▶ _Exercise prompt_:
Examine the material below. Gather every line in which the string "ΑΘΛΗΤΙΣΜΟΥ" appears.

▶ _Data_:

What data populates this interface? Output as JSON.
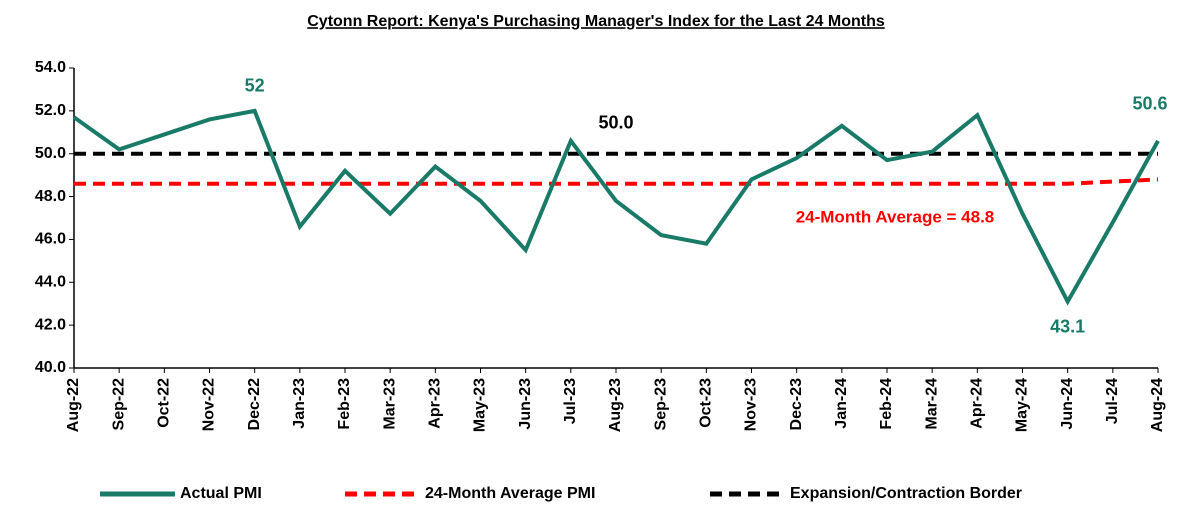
{
  "chart_data": {
    "type": "line",
    "title": "Cytonn Report: Kenya's Purchasing Manager's Index for the Last 24 Months",
    "categories": [
      "Aug-22",
      "Sep-22",
      "Oct-22",
      "Nov-22",
      "Dec-22",
      "Jan-23",
      "Feb-23",
      "Mar-23",
      "Apr-23",
      "May-23",
      "Jun-23",
      "Jul-23",
      "Aug-23",
      "Sep-23",
      "Oct-23",
      "Nov-23",
      "Dec-23",
      "Jan-24",
      "Feb-24",
      "Mar-24",
      "Apr-24",
      "May-24",
      "Jun-24",
      "Jul-24",
      "Aug-24"
    ],
    "series": [
      {
        "name": "Actual PMI",
        "color": "#1a7a68",
        "dash": false,
        "values": [
          51.7,
          50.2,
          50.9,
          51.6,
          52.0,
          46.6,
          49.2,
          47.2,
          49.4,
          47.8,
          45.5,
          50.6,
          47.8,
          46.2,
          45.8,
          48.8,
          49.8,
          51.3,
          49.7,
          50.1,
          51.8,
          47.2,
          43.1,
          46.8,
          50.6
        ],
        "value_labels": [
          null,
          null,
          null,
          null,
          "52",
          null,
          null,
          null,
          null,
          null,
          null,
          null,
          null,
          null,
          null,
          null,
          null,
          null,
          null,
          null,
          null,
          null,
          "43.1",
          null,
          "50.6"
        ]
      },
      {
        "name": "24-Month Average PMI",
        "color": "#ff0000",
        "dash": true,
        "values": [
          48.6,
          48.6,
          48.6,
          48.6,
          48.6,
          48.6,
          48.6,
          48.6,
          48.6,
          48.6,
          48.6,
          48.6,
          48.6,
          48.6,
          48.6,
          48.6,
          48.6,
          48.6,
          48.6,
          48.6,
          48.6,
          48.6,
          48.6,
          48.7,
          48.8
        ]
      },
      {
        "name": "Expansion/Contraction Border",
        "color": "#000000",
        "dash": true,
        "values": [
          50,
          50,
          50,
          50,
          50,
          50,
          50,
          50,
          50,
          50,
          50,
          50,
          50,
          50,
          50,
          50,
          50,
          50,
          50,
          50,
          50,
          50,
          50,
          50,
          50
        ],
        "value_labels": [
          null,
          null,
          null,
          null,
          null,
          null,
          null,
          null,
          null,
          null,
          null,
          null,
          "50.0",
          null,
          null,
          null,
          null,
          null,
          null,
          null,
          null,
          null,
          null,
          null,
          null
        ]
      }
    ],
    "annotations": [
      {
        "text": "24-Month Average = 48.8",
        "color": "#ff0000"
      }
    ],
    "ylim": [
      40,
      54
    ],
    "yticks": [
      {
        "value": 40,
        "label": "40.0"
      },
      {
        "value": 42,
        "label": "42.0"
      },
      {
        "value": 44,
        "label": "44.0"
      },
      {
        "value": 46,
        "label": "46.0"
      },
      {
        "value": 48,
        "label": "48.0"
      },
      {
        "value": 50,
        "label": "50.0"
      },
      {
        "value": 52,
        "label": "52.0"
      },
      {
        "value": 54,
        "label": "54.0"
      }
    ],
    "grid": false,
    "legend": "bottom"
  }
}
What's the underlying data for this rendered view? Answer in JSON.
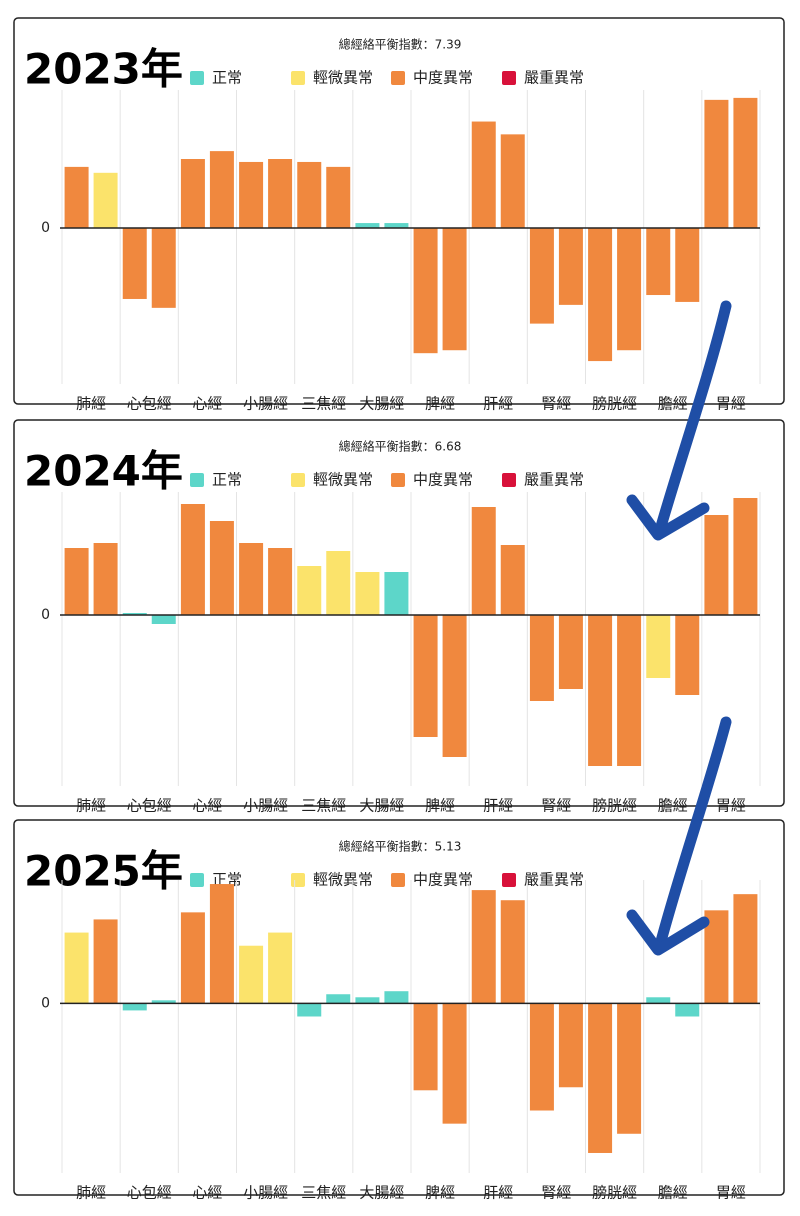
{
  "chart_data": [
    {
      "type": "bar",
      "annotation": "2023年",
      "title": "總經絡平衡指數：7.39",
      "categories": [
        "肺經",
        "心包經",
        "心經",
        "小腸經",
        "三焦經",
        "大腸經",
        "脾經",
        "肝經",
        "腎經",
        "膀胱經",
        "膽經",
        "胃經"
      ],
      "series": [
        {
          "name": "正常",
          "color": "#5dd6c9",
          "values": [
            [
              null,
              null
            ],
            [
              null,
              null
            ],
            [
              null,
              null
            ],
            [
              null,
              null
            ],
            [
              null,
              null
            ],
            [
              5,
              5
            ],
            [
              null,
              null
            ],
            [
              null,
              null
            ],
            [
              null,
              null
            ],
            [
              null,
              null
            ],
            [
              null,
              null
            ],
            [
              null,
              null
            ]
          ]
        },
        {
          "name": "輕微異常",
          "color": "#fbe36b",
          "values": [
            [
              null,
              56
            ],
            [
              null,
              null
            ],
            [
              null,
              null
            ],
            [
              null,
              null
            ],
            [
              null,
              null
            ],
            [
              null,
              null
            ],
            [
              null,
              null
            ],
            [
              null,
              null
            ],
            [
              null,
              null
            ],
            [
              null,
              null
            ],
            [
              null,
              null
            ],
            [
              null,
              null
            ]
          ]
        },
        {
          "name": "中度異常",
          "color": "#f0883e",
          "values": [
            [
              62,
              null
            ],
            [
              -72,
              -81
            ],
            [
              70,
              78
            ],
            [
              67,
              70
            ],
            [
              67,
              62
            ],
            [
              null,
              null
            ],
            [
              -127,
              -124
            ],
            [
              108,
              95
            ],
            [
              -97,
              -78
            ],
            [
              -135,
              -124
            ],
            [
              -68,
              -75
            ],
            [
              130,
              132
            ]
          ]
        },
        {
          "name": "嚴重異常",
          "color": "#d8113a",
          "values": [
            [
              null,
              null
            ],
            [
              null,
              null
            ],
            [
              null,
              null
            ],
            [
              null,
              null
            ],
            [
              null,
              null
            ],
            [
              null,
              null
            ],
            [
              null,
              null
            ],
            [
              null,
              null
            ],
            [
              null,
              null
            ],
            [
              null,
              null
            ],
            [
              null,
              null
            ],
            [
              null,
              null
            ]
          ]
        }
      ],
      "ylim": [
        -140,
        140
      ],
      "yticks": [
        0
      ],
      "grid": true
    },
    {
      "type": "bar",
      "annotation": "2024年",
      "title": "總經絡平衡指數：6.68",
      "categories": [
        "肺經",
        "心包經",
        "心經",
        "小腸經",
        "三焦經",
        "大腸經",
        "脾經",
        "肝經",
        "腎經",
        "膀胱經",
        "膽經",
        "胃經"
      ],
      "series": [
        {
          "name": "正常",
          "color": "#5dd6c9",
          "values": [
            [
              null,
              null
            ],
            [
              2,
              -9
            ],
            [
              null,
              null
            ],
            [
              null,
              null
            ],
            [
              null,
              null
            ],
            [
              null,
              43
            ],
            [
              null,
              null
            ],
            [
              null,
              null
            ],
            [
              null,
              null
            ],
            [
              null,
              null
            ],
            [
              null,
              null
            ],
            [
              null,
              null
            ]
          ]
        },
        {
          "name": "輕微異常",
          "color": "#fbe36b",
          "values": [
            [
              null,
              null
            ],
            [
              null,
              null
            ],
            [
              null,
              null
            ],
            [
              null,
              null
            ],
            [
              49,
              64
            ],
            [
              43,
              null
            ],
            [
              null,
              null
            ],
            [
              null,
              null
            ],
            [
              null,
              null
            ],
            [
              null,
              null
            ],
            [
              -63,
              null
            ],
            [
              null,
              null
            ]
          ]
        },
        {
          "name": "中度異常",
          "color": "#f0883e",
          "values": [
            [
              67,
              72
            ],
            [
              null,
              null
            ],
            [
              111,
              94
            ],
            [
              72,
              67
            ],
            [
              null,
              null
            ],
            [
              null,
              null
            ],
            [
              -122,
              -142
            ],
            [
              108,
              70
            ],
            [
              -86,
              -74
            ],
            [
              -151,
              -151
            ],
            [
              null,
              -80
            ],
            [
              100,
              117
            ]
          ]
        },
        {
          "name": "嚴重異常",
          "color": "#d8113a",
          "values": [
            [
              null,
              null
            ],
            [
              null,
              null
            ],
            [
              null,
              null
            ],
            [
              null,
              null
            ],
            [
              null,
              null
            ],
            [
              null,
              null
            ],
            [
              null,
              null
            ],
            [
              null,
              null
            ],
            [
              null,
              null
            ],
            [
              null,
              null
            ],
            [
              null,
              null
            ],
            [
              null,
              null
            ]
          ]
        }
      ],
      "ylim": [
        -153,
        123
      ],
      "yticks": [
        0
      ],
      "grid": true
    },
    {
      "type": "bar",
      "annotation": "2025年",
      "title": "總經絡平衡指數：5.13",
      "categories": [
        "肺經",
        "心包經",
        "心經",
        "小腸經",
        "三焦經",
        "大腸經",
        "脾經",
        "肝經",
        "腎經",
        "膀胱經",
        "膽經",
        "胃經"
      ],
      "series": [
        {
          "name": "正常",
          "color": "#5dd6c9",
          "values": [
            [
              null,
              null
            ],
            [
              -7,
              3
            ],
            [
              null,
              null
            ],
            [
              null,
              null
            ],
            [
              -13,
              9
            ],
            [
              6,
              12
            ],
            [
              null,
              null
            ],
            [
              null,
              null
            ],
            [
              null,
              null
            ],
            [
              null,
              null
            ],
            [
              6,
              -13
            ],
            [
              null,
              null
            ]
          ]
        },
        {
          "name": "輕微異常",
          "color": "#fbe36b",
          "values": [
            [
              70,
              null
            ],
            [
              null,
              null
            ],
            [
              null,
              null
            ],
            [
              57,
              70
            ],
            [
              null,
              null
            ],
            [
              null,
              null
            ],
            [
              null,
              null
            ],
            [
              null,
              null
            ],
            [
              null,
              null
            ],
            [
              null,
              null
            ],
            [
              null,
              null
            ],
            [
              null,
              null
            ]
          ]
        },
        {
          "name": "中度異常",
          "color": "#f0883e",
          "values": [
            [
              null,
              83
            ],
            [
              null,
              null
            ],
            [
              90,
              118
            ],
            [
              null,
              null
            ],
            [
              null,
              null
            ],
            [
              null,
              null
            ],
            [
              -86,
              -119
            ],
            [
              112,
              102
            ],
            [
              -106,
              -83
            ],
            [
              -148,
              -129
            ],
            [
              null,
              null
            ],
            [
              92,
              108
            ]
          ]
        },
        {
          "name": "嚴重異常",
          "color": "#d8113a",
          "values": [
            [
              null,
              null
            ],
            [
              null,
              null
            ],
            [
              null,
              null
            ],
            [
              null,
              null
            ],
            [
              null,
              null
            ],
            [
              null,
              null
            ],
            [
              null,
              null
            ],
            [
              null,
              null
            ],
            [
              null,
              null
            ],
            [
              null,
              null
            ],
            [
              null,
              null
            ],
            [
              null,
              null
            ]
          ]
        }
      ],
      "ylim": [
        -150,
        122
      ],
      "yticks": [
        0
      ],
      "grid": true
    }
  ]
}
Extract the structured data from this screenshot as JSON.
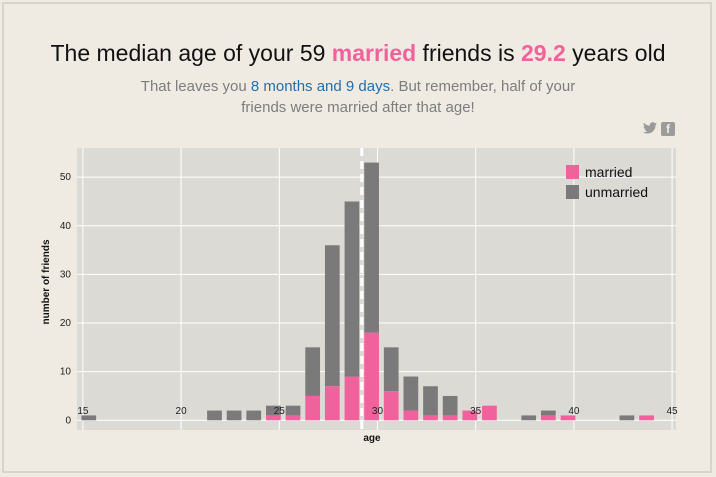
{
  "headline": {
    "pre": "The median age of your 59 ",
    "highlight": "married",
    "mid": " friends is ",
    "age": "29.2",
    "post": " years old"
  },
  "subline": {
    "pre": "That leaves you ",
    "duration": "8 months and 9 days",
    "post": ". But remember, half of your friends were married after that age!"
  },
  "share": {
    "twitter_icon": "twitter-icon",
    "facebook_icon": "facebook-icon",
    "facebook_glyph": "f"
  },
  "colors": {
    "married": "#f0629c",
    "unmarried": "#7a7a7a",
    "plot_bg": "#dcdad5",
    "grid": "#ffffff",
    "median_line": "#ffffff"
  },
  "chart_data": {
    "type": "bar",
    "stacked": true,
    "xlabel": "age",
    "ylabel": "number of friends",
    "xlim": [
      14.7,
      45.2
    ],
    "ylim": [
      -2,
      56
    ],
    "xticks": [
      15,
      20,
      25,
      30,
      35,
      40,
      45
    ],
    "yticks": [
      0,
      10,
      20,
      30,
      40,
      50
    ],
    "grid": true,
    "median": 29.2,
    "legend": {
      "position": "top-right",
      "entries": [
        "married",
        "unmarried"
      ]
    },
    "bars": [
      {
        "x": 15.3,
        "married": 0,
        "total": 1
      },
      {
        "x": 21.7,
        "married": 0,
        "total": 2
      },
      {
        "x": 22.7,
        "married": 0,
        "total": 2
      },
      {
        "x": 23.7,
        "married": 0,
        "total": 2
      },
      {
        "x": 24.7,
        "married": 1,
        "total": 3
      },
      {
        "x": 25.7,
        "married": 1,
        "total": 3
      },
      {
        "x": 26.7,
        "married": 5,
        "total": 15
      },
      {
        "x": 27.7,
        "married": 7,
        "total": 36
      },
      {
        "x": 28.7,
        "married": 9,
        "total": 45
      },
      {
        "x": 29.7,
        "married": 18,
        "total": 53
      },
      {
        "x": 30.7,
        "married": 6,
        "total": 15
      },
      {
        "x": 31.7,
        "married": 2,
        "total": 9
      },
      {
        "x": 32.7,
        "married": 1,
        "total": 7
      },
      {
        "x": 33.7,
        "married": 1,
        "total": 5
      },
      {
        "x": 34.7,
        "married": 2,
        "total": 2
      },
      {
        "x": 35.7,
        "married": 3,
        "total": 3
      },
      {
        "x": 37.7,
        "married": 0,
        "total": 1
      },
      {
        "x": 38.7,
        "married": 1,
        "total": 2
      },
      {
        "x": 39.7,
        "married": 1,
        "total": 1
      },
      {
        "x": 42.7,
        "married": 0,
        "total": 1
      },
      {
        "x": 43.7,
        "married": 1,
        "total": 1
      }
    ]
  }
}
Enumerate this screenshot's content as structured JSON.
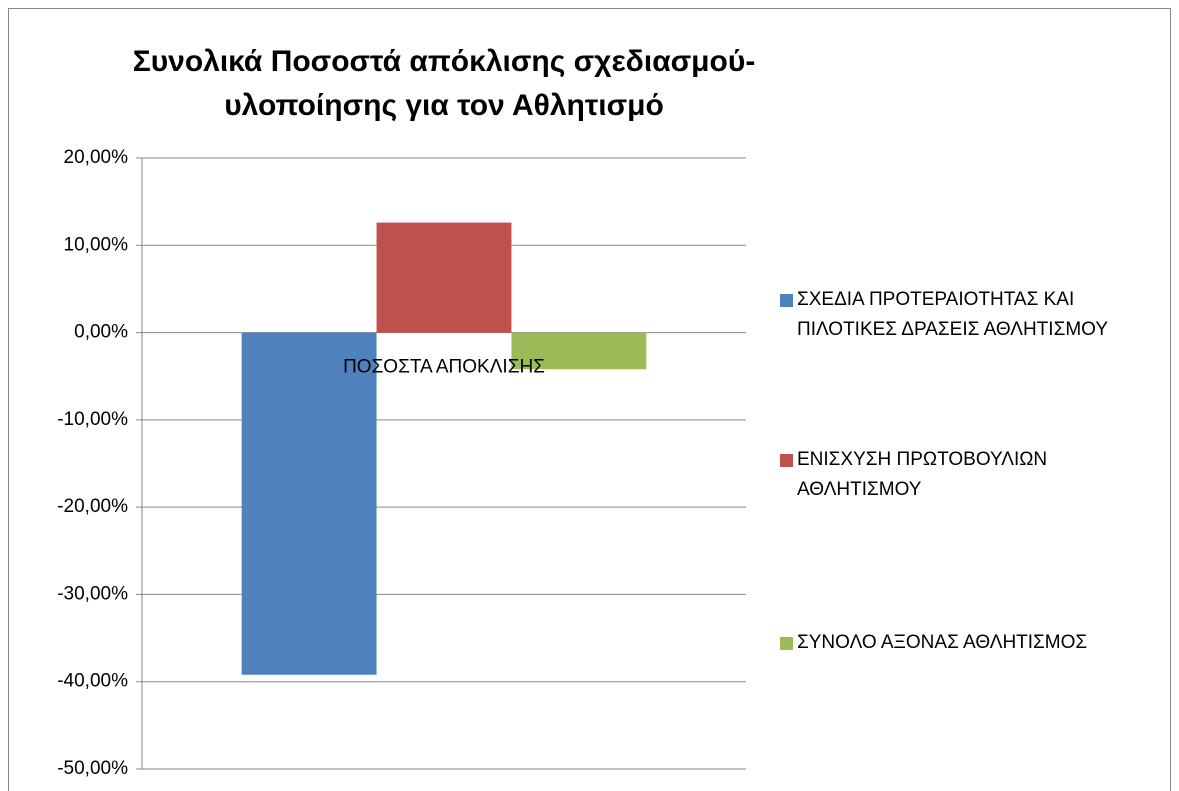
{
  "chart_data": {
    "type": "bar",
    "title": "Συνολικά Ποσοστά απόκλισης σχεδιασμού-υλοποίησης για τον Αθλητισμό",
    "categories": [
      "ΠΟΣΟΣΤΑ  ΑΠΟΚΛΙΣΗΣ"
    ],
    "series": [
      {
        "name": "ΣΧΕΔΙΑ ΠΡΟΤΕΡΑΙΟΤΗΤΑΣ ΚΑΙ ΠΙΛΟΤΙΚΕΣ ΔΡΑΣΕΙΣ ΑΘΛΗΤΙΣΜΟΥ",
        "color": "#4f81bd",
        "values": [
          -39.2
        ]
      },
      {
        "name": "ΕΝΙΣΧΥΣΗ ΠΡΩΤΟΒΟΥΛΙΩΝ ΑΘΛΗΤΙΣΜΟΥ",
        "color": "#c0504d",
        "values": [
          12.6
        ]
      },
      {
        "name": "ΣΥΝΟΛΟ ΑΞΟΝΑΣ  ΑΘΛΗΤΙΣΜΟΣ",
        "color": "#9bbb59",
        "values": [
          -4.2
        ]
      }
    ],
    "ylim": [
      -50,
      20
    ],
    "yticks": [
      {
        "value": -50,
        "label": "-50,00%"
      },
      {
        "value": -40,
        "label": "-40,00%"
      },
      {
        "value": -30,
        "label": "-30,00%"
      },
      {
        "value": -20,
        "label": "-20,00%"
      },
      {
        "value": -10,
        "label": "-10,00%"
      },
      {
        "value": 0,
        "label": "0,00%"
      },
      {
        "value": 10,
        "label": "10,00%"
      },
      {
        "value": 20,
        "label": "20,00%"
      }
    ],
    "grid": true,
    "legend": "right"
  }
}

▶ _Completed task_:
        "name": "ΣΧΕΔΙΑ ΠΡΟΤΕΡΑΙΟΤΗΤΑΣ ΚΑΙ ΠΙΛΟΤΙΚΕΣ ΔΡΑΣΕΙΣ ΑΘΛΗΤΙΣΜΟΥ",
        "name": "ΕΝΙΣΧΥΣΗ ΠΡΩΤΟΒΟΥΛΙΩΝ ΑΘΛΗΤΙΣΜΟΥ",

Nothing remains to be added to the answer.